[BEGIN]

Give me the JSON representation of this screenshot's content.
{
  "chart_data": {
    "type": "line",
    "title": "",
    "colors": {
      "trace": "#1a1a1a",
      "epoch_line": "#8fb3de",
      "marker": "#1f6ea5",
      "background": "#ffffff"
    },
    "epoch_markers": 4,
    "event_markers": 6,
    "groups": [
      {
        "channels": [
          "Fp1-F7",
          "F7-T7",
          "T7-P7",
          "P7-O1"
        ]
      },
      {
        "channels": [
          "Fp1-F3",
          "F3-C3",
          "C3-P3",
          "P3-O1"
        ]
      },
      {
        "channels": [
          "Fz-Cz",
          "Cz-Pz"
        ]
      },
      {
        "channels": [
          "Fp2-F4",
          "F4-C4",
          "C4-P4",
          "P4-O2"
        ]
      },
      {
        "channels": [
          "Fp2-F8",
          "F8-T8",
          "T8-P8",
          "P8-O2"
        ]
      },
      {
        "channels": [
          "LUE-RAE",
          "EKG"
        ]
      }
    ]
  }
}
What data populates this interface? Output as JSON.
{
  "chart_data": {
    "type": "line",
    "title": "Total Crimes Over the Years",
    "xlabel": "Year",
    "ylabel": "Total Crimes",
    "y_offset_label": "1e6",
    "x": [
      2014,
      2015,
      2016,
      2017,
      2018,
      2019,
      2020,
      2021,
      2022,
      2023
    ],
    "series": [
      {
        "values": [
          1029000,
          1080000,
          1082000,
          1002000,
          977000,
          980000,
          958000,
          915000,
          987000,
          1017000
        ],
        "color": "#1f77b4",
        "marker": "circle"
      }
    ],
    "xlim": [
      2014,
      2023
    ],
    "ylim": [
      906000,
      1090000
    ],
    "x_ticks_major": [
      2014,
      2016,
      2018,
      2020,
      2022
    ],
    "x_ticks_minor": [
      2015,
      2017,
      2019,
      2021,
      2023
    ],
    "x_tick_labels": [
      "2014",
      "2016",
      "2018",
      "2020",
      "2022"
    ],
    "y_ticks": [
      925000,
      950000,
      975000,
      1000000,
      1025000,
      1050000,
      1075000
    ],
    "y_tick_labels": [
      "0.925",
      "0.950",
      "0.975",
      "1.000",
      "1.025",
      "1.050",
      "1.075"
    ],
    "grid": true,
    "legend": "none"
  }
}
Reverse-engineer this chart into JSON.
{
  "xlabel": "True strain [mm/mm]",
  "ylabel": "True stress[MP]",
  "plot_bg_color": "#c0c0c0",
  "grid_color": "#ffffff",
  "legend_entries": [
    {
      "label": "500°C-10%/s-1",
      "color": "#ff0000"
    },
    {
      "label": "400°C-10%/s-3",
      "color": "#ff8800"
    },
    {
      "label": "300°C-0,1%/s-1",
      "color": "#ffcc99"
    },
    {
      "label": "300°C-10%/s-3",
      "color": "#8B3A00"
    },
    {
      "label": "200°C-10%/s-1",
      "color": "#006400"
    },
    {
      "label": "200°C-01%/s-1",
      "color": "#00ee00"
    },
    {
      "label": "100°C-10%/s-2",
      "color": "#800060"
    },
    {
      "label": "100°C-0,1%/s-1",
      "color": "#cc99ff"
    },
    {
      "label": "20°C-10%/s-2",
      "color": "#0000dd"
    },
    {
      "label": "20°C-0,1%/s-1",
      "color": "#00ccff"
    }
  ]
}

[END]

WHAT YOU ARE ASKED TO DO -
The records above should be duplicated in full, exactly as given.

RESPONSE TO THIS EXERCISE -
Give me the JSON representation of this screenshot's content.
{
  "chart_data": {
    "type": "line",
    "title": "",
    "colors": {
      "trace": "#1a1a1a",
      "epoch_line": "#8fb3de",
      "marker": "#1f6ea5",
      "background": "#ffffff"
    },
    "epoch_markers": 4,
    "event_markers": 6,
    "groups": [
      {
        "channels": [
          "Fp1-F7",
          "F7-T7",
          "T7-P7",
          "P7-O1"
        ]
      },
      {
        "channels": [
          "Fp1-F3",
          "F3-C3",
          "C3-P3",
          "P3-O1"
        ]
      },
      {
        "channels": [
          "Fz-Cz",
          "Cz-Pz"
        ]
      },
      {
        "channels": [
          "Fp2-F4",
          "F4-C4",
          "C4-P4",
          "P4-O2"
        ]
      },
      {
        "channels": [
          "Fp2-F8",
          "F8-T8",
          "T8-P8",
          "P8-O2"
        ]
      },
      {
        "channels": [
          "LUE-RAE",
          "EKG"
        ]
      }
    ]
  }
}
What data populates this interface? Output as JSON.
{
  "chart_data": {
    "type": "line",
    "title": "Total Crimes Over the Years",
    "xlabel": "Year",
    "ylabel": "Total Crimes",
    "y_offset_label": "1e6",
    "x": [
      2014,
      2015,
      2016,
      2017,
      2018,
      2019,
      2020,
      2021,
      2022,
      2023
    ],
    "series": [
      {
        "values": [
          1029000,
          1080000,
          1082000,
          1002000,
          977000,
          980000,
          958000,
          915000,
          987000,
          1017000
        ],
        "color": "#1f77b4",
        "marker": "circle"
      }
    ],
    "xlim": [
      2014,
      2023
    ],
    "ylim": [
      906000,
      1090000
    ],
    "x_ticks_major": [
      2014,
      2016,
      2018,
      2020,
      2022
    ],
    "x_ticks_minor": [
      2015,
      2017,
      2019,
      2021,
      2023
    ],
    "x_tick_labels": [
      "2014",
      "2016",
      "2018",
      "2020",
      "2022"
    ],
    "y_ticks": [
      925000,
      950000,
      975000,
      1000000,
      1025000,
      1050000,
      1075000
    ],
    "y_tick_labels": [
      "0.925",
      "0.950",
      "0.975",
      "1.000",
      "1.025",
      "1.050",
      "1.075"
    ],
    "grid": true,
    "legend": "none"
  }
}
Reverse-engineer this chart into JSON.
{
  "xlabel": "True strain [mm/mm]",
  "ylabel": "True stress[MP]",
  "plot_bg_color": "#c0c0c0",
  "grid_color": "#ffffff",
  "legend_entries": [
    {
      "label": "500°C-10%/s-1",
      "color": "#ff0000"
    },
    {
      "label": "400°C-10%/s-3",
      "color": "#ff8800"
    },
    {
      "label": "300°C-0,1%/s-1",
      "color": "#ffcc99"
    },
    {
      "label": "300°C-10%/s-3",
      "color": "#8B3A00"
    },
    {
      "label": "200°C-10%/s-1",
      "color": "#006400"
    },
    {
      "label": "200°C-01%/s-1",
      "color": "#00ee00"
    },
    {
      "label": "100°C-10%/s-2",
      "color": "#800060"
    },
    {
      "label": "100°C-0,1%/s-1",
      "color": "#cc99ff"
    },
    {
      "label": "20°C-10%/s-2",
      "color": "#0000dd"
    },
    {
      "label": "20°C-0,1%/s-1",
      "color": "#00ccff"
    }
  ]
}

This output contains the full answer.